#### REQUIRED TASK:
Scan the records for the word "axis". Copy each line that includes it.

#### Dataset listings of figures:
[start]

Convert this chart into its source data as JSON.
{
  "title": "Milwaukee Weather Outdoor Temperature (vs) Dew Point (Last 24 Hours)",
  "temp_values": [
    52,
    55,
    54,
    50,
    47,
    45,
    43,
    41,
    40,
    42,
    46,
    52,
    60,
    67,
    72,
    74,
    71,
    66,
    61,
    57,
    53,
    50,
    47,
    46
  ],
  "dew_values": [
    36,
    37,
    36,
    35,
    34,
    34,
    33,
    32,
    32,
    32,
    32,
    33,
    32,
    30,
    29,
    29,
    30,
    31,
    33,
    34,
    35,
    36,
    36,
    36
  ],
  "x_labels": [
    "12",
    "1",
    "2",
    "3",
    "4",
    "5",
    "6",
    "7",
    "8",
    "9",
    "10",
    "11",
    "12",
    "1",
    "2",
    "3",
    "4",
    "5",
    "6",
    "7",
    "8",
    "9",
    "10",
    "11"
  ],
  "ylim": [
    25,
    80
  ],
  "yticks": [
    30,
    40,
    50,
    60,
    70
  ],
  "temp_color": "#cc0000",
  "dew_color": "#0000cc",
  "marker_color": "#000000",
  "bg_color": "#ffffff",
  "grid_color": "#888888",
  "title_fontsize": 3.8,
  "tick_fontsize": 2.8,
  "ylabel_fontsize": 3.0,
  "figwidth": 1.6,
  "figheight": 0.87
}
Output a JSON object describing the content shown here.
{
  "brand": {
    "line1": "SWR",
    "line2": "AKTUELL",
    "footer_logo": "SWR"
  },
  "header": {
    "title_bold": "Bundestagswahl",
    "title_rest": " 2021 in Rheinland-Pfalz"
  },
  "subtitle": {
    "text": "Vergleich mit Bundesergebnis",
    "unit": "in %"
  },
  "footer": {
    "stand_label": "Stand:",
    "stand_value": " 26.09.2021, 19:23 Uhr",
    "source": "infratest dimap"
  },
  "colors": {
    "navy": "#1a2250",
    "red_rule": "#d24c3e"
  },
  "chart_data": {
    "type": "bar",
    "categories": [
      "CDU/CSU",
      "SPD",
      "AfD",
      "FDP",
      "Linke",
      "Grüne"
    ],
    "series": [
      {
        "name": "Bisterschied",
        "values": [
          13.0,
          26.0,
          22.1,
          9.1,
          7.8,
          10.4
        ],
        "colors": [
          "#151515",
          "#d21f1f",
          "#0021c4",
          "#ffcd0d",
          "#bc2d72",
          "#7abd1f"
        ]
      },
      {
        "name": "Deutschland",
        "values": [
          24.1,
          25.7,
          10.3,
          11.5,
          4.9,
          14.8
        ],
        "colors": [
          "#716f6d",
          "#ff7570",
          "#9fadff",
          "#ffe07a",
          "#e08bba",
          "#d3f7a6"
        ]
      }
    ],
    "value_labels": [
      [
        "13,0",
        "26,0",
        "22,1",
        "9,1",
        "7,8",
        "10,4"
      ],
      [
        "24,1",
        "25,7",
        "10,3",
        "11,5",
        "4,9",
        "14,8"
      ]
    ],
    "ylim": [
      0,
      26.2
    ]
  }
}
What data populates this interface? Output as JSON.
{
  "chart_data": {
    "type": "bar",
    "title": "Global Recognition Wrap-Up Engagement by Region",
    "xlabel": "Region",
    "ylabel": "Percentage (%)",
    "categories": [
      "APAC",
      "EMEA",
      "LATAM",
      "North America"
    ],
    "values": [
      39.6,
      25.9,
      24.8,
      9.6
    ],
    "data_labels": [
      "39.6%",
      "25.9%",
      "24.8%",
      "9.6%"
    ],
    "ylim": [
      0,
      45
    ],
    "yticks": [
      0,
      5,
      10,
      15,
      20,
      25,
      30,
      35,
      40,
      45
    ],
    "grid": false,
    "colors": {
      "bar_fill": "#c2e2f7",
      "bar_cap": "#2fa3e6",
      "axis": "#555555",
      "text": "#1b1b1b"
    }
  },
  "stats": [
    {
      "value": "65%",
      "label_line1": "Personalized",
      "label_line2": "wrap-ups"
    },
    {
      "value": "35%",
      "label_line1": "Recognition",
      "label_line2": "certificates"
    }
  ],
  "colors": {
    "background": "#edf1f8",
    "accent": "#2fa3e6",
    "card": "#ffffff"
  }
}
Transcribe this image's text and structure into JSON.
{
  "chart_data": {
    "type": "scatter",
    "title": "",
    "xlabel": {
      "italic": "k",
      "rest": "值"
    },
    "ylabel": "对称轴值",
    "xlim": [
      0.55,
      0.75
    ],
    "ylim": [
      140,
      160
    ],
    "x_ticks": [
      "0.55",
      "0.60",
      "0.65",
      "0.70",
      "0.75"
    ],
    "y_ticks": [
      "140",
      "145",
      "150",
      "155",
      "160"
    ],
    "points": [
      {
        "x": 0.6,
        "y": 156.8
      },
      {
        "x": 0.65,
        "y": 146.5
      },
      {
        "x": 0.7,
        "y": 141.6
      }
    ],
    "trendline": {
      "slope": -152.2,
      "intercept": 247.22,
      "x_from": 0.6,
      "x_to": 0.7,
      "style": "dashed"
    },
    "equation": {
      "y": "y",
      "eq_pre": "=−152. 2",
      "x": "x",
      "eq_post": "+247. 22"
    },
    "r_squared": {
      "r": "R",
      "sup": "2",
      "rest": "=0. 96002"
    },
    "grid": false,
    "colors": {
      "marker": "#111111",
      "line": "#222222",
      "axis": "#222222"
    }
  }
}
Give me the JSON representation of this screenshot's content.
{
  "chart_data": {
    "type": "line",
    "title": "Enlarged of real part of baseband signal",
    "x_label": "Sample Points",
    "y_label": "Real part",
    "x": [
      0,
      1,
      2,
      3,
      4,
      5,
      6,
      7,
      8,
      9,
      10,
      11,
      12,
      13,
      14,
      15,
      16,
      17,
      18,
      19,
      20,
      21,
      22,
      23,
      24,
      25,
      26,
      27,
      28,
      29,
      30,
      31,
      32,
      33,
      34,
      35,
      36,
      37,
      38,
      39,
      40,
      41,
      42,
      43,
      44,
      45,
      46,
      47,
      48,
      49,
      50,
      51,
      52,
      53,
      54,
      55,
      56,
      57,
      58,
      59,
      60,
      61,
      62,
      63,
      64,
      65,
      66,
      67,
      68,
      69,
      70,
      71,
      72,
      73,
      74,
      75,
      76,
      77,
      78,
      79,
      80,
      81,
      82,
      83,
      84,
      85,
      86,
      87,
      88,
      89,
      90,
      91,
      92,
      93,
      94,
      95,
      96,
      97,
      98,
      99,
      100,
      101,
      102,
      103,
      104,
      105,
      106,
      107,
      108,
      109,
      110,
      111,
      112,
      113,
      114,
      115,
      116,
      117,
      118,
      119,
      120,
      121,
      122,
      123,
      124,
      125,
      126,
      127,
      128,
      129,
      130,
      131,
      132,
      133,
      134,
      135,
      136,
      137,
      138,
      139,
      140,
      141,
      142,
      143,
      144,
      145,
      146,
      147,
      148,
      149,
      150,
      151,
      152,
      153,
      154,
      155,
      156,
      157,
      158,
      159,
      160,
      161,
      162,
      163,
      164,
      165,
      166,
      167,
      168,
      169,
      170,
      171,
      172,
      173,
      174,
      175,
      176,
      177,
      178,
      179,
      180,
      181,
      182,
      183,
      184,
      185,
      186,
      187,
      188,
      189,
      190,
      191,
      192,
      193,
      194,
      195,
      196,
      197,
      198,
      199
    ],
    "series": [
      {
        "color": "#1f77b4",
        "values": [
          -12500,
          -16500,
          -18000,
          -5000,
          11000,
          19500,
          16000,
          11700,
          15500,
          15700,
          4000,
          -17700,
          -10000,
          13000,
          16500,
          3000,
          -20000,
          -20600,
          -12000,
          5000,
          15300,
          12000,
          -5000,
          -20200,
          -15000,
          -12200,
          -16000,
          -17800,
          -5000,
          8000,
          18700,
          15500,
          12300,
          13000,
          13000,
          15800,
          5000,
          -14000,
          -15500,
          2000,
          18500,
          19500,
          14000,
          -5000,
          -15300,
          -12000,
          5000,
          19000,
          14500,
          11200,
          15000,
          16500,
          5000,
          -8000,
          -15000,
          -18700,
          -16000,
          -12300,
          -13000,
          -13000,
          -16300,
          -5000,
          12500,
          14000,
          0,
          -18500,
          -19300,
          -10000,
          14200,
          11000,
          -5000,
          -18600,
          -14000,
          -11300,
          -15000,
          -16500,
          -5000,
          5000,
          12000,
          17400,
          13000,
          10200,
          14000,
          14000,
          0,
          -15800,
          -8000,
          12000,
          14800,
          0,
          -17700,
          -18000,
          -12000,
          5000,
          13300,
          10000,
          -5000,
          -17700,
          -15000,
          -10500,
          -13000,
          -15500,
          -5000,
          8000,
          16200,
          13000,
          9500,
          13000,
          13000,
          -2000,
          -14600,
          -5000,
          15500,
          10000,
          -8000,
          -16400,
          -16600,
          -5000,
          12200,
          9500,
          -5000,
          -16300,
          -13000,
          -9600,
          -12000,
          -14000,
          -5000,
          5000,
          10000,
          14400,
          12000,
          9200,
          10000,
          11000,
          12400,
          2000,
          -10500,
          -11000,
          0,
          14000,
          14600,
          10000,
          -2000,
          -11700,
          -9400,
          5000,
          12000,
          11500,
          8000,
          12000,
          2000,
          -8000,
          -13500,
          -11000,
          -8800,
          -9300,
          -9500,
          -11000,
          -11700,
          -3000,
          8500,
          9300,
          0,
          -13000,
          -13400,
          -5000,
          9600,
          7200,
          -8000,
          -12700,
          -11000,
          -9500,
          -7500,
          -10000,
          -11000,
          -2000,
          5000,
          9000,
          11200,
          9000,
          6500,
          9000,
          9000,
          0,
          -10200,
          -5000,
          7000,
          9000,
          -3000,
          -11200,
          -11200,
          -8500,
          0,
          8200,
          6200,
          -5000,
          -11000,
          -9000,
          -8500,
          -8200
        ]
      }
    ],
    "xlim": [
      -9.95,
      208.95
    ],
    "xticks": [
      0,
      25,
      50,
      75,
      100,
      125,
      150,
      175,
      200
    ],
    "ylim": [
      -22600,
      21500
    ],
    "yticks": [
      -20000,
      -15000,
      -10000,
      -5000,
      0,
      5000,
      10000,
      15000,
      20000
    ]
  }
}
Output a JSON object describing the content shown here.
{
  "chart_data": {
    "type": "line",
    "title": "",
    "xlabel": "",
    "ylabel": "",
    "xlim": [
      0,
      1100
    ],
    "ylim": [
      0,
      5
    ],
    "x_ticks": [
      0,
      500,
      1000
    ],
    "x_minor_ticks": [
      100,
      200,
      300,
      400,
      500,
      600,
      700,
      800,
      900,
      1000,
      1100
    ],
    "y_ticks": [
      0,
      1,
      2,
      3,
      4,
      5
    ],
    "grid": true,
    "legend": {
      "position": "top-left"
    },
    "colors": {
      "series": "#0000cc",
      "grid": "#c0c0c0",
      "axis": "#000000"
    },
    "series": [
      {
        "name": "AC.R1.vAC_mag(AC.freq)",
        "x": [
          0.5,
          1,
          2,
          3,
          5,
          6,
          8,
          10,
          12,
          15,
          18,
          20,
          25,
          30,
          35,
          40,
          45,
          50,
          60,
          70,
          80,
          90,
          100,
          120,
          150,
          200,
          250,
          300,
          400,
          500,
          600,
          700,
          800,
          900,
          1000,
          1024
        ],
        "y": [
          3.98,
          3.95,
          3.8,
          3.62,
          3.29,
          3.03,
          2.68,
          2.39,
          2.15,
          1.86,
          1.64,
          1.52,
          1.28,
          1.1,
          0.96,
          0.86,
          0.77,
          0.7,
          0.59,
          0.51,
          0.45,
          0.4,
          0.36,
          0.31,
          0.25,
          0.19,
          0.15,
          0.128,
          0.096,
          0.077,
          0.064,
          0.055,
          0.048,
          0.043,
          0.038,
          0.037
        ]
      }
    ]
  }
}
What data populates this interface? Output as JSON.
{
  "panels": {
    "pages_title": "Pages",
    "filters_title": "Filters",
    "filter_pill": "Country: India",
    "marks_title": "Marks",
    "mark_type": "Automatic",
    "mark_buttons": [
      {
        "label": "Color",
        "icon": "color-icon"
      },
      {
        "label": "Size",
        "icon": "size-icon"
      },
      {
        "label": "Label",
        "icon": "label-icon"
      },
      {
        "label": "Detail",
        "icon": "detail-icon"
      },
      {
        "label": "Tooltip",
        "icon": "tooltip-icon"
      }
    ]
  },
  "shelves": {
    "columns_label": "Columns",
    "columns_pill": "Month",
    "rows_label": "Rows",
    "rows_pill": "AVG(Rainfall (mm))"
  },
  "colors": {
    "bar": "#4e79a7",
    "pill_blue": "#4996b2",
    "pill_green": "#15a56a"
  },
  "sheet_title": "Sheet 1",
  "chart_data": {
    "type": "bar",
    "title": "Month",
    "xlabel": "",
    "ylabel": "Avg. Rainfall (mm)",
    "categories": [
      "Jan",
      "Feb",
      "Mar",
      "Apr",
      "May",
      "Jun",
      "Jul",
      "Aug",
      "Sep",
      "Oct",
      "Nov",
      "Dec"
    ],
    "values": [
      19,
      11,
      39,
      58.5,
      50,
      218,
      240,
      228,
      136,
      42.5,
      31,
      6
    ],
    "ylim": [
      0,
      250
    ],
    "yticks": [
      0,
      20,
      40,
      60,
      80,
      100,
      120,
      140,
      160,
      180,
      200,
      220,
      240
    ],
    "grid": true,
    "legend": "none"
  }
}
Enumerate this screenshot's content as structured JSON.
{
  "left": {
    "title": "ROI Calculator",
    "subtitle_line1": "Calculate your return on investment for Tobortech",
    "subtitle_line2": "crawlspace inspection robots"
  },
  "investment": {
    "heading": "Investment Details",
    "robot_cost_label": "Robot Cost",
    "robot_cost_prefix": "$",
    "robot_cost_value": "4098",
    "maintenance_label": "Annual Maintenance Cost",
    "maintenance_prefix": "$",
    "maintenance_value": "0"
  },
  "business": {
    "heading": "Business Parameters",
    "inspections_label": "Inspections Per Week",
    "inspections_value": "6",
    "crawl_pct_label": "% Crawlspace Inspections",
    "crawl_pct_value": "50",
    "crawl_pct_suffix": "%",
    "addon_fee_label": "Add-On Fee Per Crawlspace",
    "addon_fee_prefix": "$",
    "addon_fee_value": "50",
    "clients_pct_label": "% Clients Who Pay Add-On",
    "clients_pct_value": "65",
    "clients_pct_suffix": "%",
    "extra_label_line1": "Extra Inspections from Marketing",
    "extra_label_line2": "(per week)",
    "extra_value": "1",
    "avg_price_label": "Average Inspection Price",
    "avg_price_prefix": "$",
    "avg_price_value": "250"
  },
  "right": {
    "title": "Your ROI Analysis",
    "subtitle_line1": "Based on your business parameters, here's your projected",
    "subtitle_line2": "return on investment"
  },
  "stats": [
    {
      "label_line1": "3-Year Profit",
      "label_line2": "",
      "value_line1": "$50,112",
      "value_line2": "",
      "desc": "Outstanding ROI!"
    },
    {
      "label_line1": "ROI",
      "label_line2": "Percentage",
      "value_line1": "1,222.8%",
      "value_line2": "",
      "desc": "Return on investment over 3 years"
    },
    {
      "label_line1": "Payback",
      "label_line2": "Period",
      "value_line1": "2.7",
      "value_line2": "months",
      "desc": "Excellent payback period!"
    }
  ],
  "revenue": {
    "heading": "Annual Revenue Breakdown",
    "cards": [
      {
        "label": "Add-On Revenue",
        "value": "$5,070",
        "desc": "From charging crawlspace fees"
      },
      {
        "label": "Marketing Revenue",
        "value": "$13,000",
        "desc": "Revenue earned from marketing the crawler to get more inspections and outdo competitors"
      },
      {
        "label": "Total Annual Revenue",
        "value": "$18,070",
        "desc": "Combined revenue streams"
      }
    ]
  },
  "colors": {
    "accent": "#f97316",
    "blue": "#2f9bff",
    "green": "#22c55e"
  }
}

[end]

#### TASK RESPONSE:
      "axis": "#555555",
      "axis": "#222222"
      "axis": "#000000"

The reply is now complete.